GOAL:
Pictures stay out; everything else in the records below is copied exactly.

SUPPLIED RECORDS:
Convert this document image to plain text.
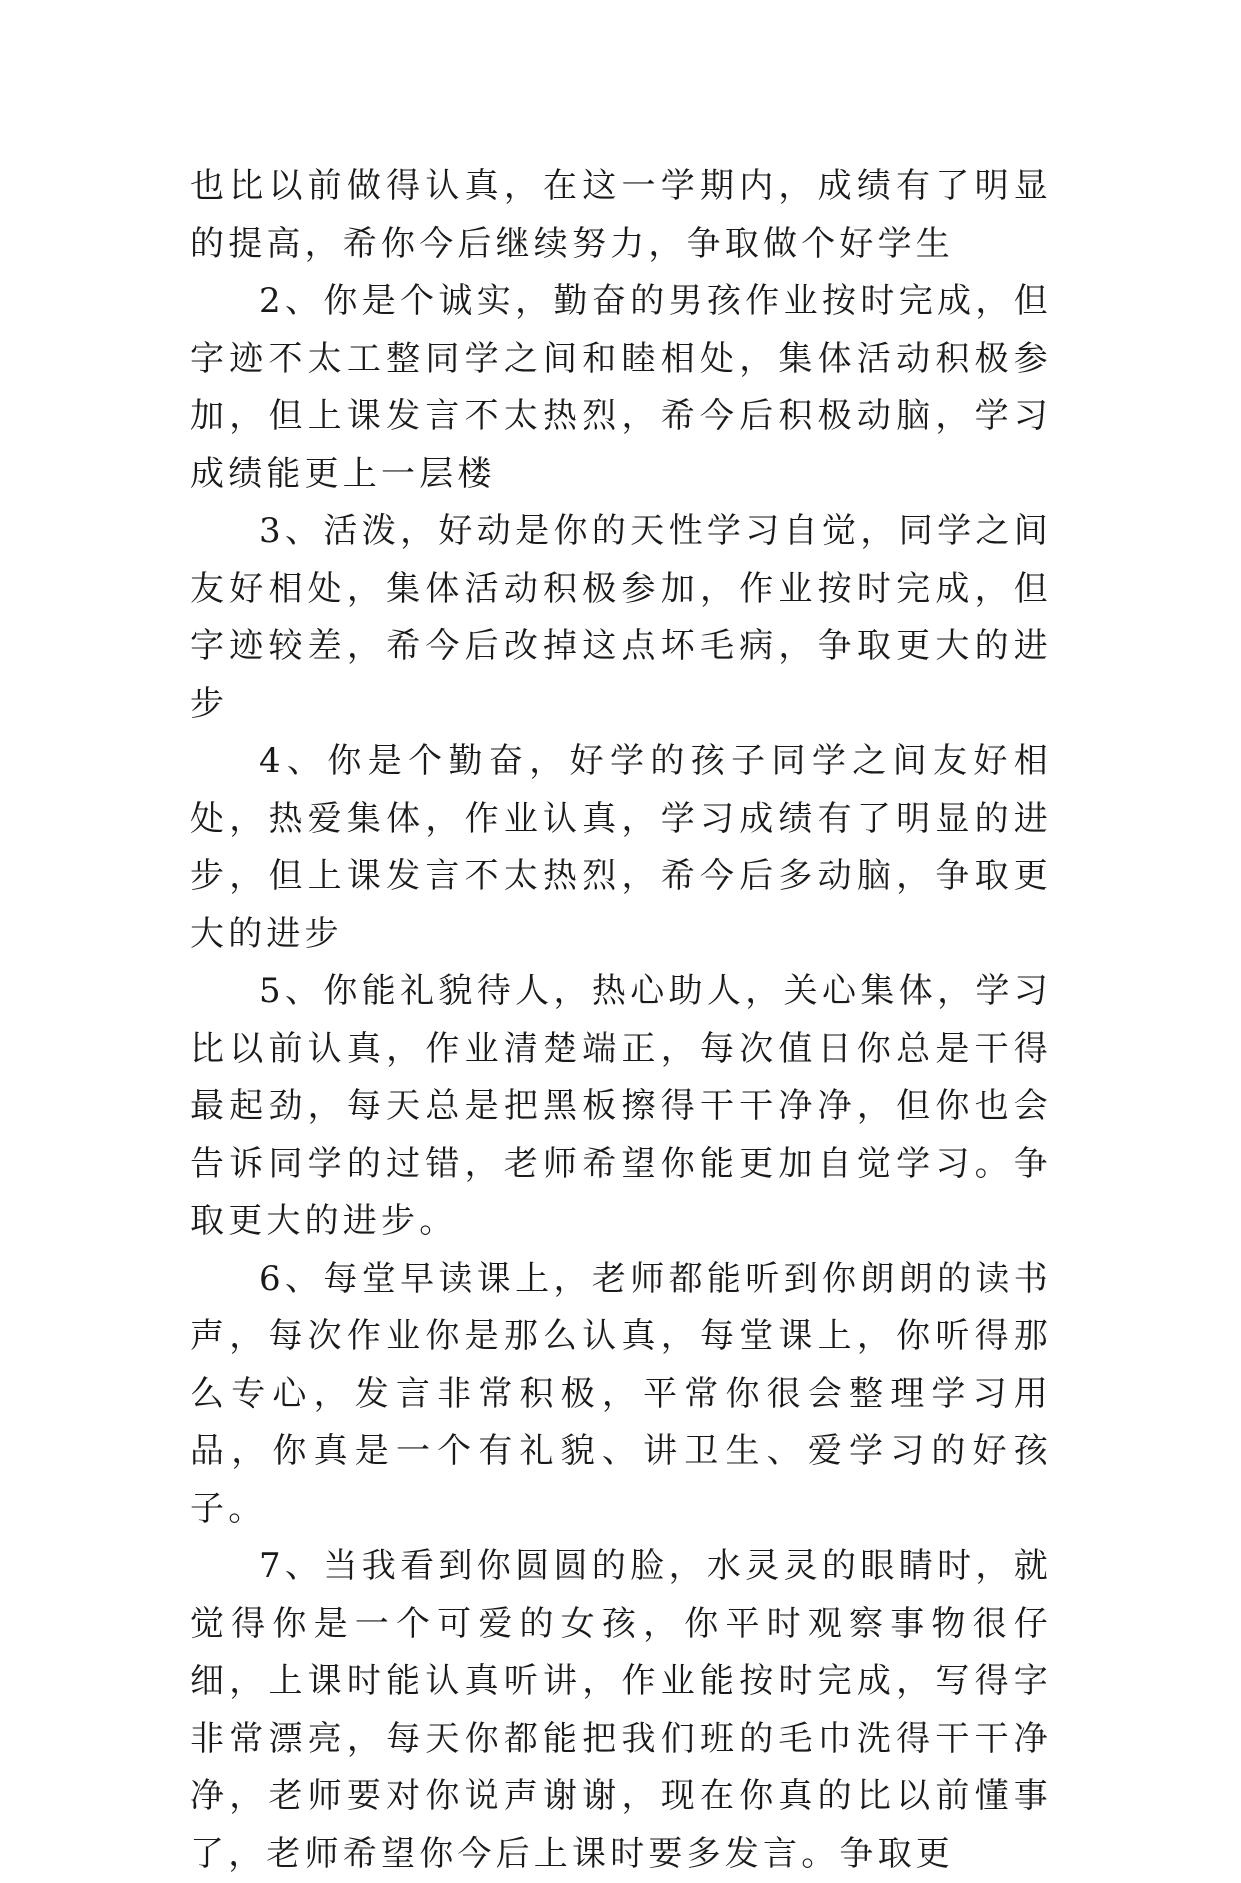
也比以前做得认真，在这一学期内，成绩有了明显的提高，希你今后继续努力，争取做个好学生

2、你是个诚实，勤奋的男孩作业按时完成，但字迹不太工整同学之间和睦相处，集体活动积极参加，但上课发言不太热烈，希今后积极动脑，学习成绩能更上一层楼

3、活泼，好动是你的天性学习自觉，同学之间友好相处，集体活动积极参加，作业按时完成，但字迹较差，希今后改掉这点坏毛病，争取更大的进步

4、你是个勤奋，好学的孩子同学之间友好相处，热爱集体，作业认真，学习成绩有了明显的进步，但上课发言不太热烈，希今后多动脑，争取更大的进步

5、你能礼貌待人，热心助人，关心集体，学习比以前认真，作业清楚端正，每次值日你总是干得最起劲，每天总是把黑板擦得干干净净，但你也会告诉同学的过错，老师希望你能更加自觉学习。争取更大的进步。

6、每堂早读课上，老师都能听到你朗朗的读书声，每次作业你是那么认真，每堂课上，你听得那么专心，发言非常积极，平常你很会整理学习用品，你真是一个有礼貌、讲卫生、爱学习的好孩子。

7、当我看到你圆圆的脸，水灵灵的眼睛时，就觉得你是一个可爱的女孩，你平时观察事物很仔细，上课时能认真听讲，作业能按时完成，写得字非常漂亮，每天你都能把我们班的毛巾洗得干干净净，老师要对你说声谢谢，现在你真的比以前懂事了，老师希望你今后上课时要多发言。争取更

FULL ANSWER:
Convert this document image to plain text.
也比以前做得认真，在这一学期内，成绩有了明显的提高，希你今后继续努力，争取做个好学生

2、你是个诚实，勤奋的男孩作业按时完成，但字迹不太工整同学之间和睦相处，集体活动积极参加，但上课发言不太热烈，希今后积极动脑，学习成绩能更上一层楼

3、活泼，好动是你的天性学习自觉，同学之间友好相处，集体活动积极参加，作业按时完成，但字迹较差，希今后改掉这点坏毛病，争取更大的进步

4、你是个勤奋，好学的孩子同学之间友好相处，热爱集体，作业认真，学习成绩有了明显的进步，但上课发言不太热烈，希今后多动脑，争取更大的进步

5、你能礼貌待人，热心助人，关心集体，学习比以前认真，作业清楚端正，每次值日你总是干得最起劲，每天总是把黑板擦得干干净净，但你也会告诉同学的过错，老师希望你能更加自觉学习。争取更大的进步。

6、每堂早读课上，老师都能听到你朗朗的读书声，每次作业你是那么认真，每堂课上，你听得那么专心，发言非常积极，平常你很会整理学习用品，你真是一个有礼貌、讲卫生、爱学习的好孩子。

7、当我看到你圆圆的脸，水灵灵的眼睛时，就觉得你是一个可爱的女孩，你平时观察事物很仔细，上课时能认真听讲，作业能按时完成，写得字非常漂亮，每天你都能把我们班的毛巾洗得干干净净，老师要对你说声谢谢，现在你真的比以前懂事了，老师希望你今后上课时要多发言。争取更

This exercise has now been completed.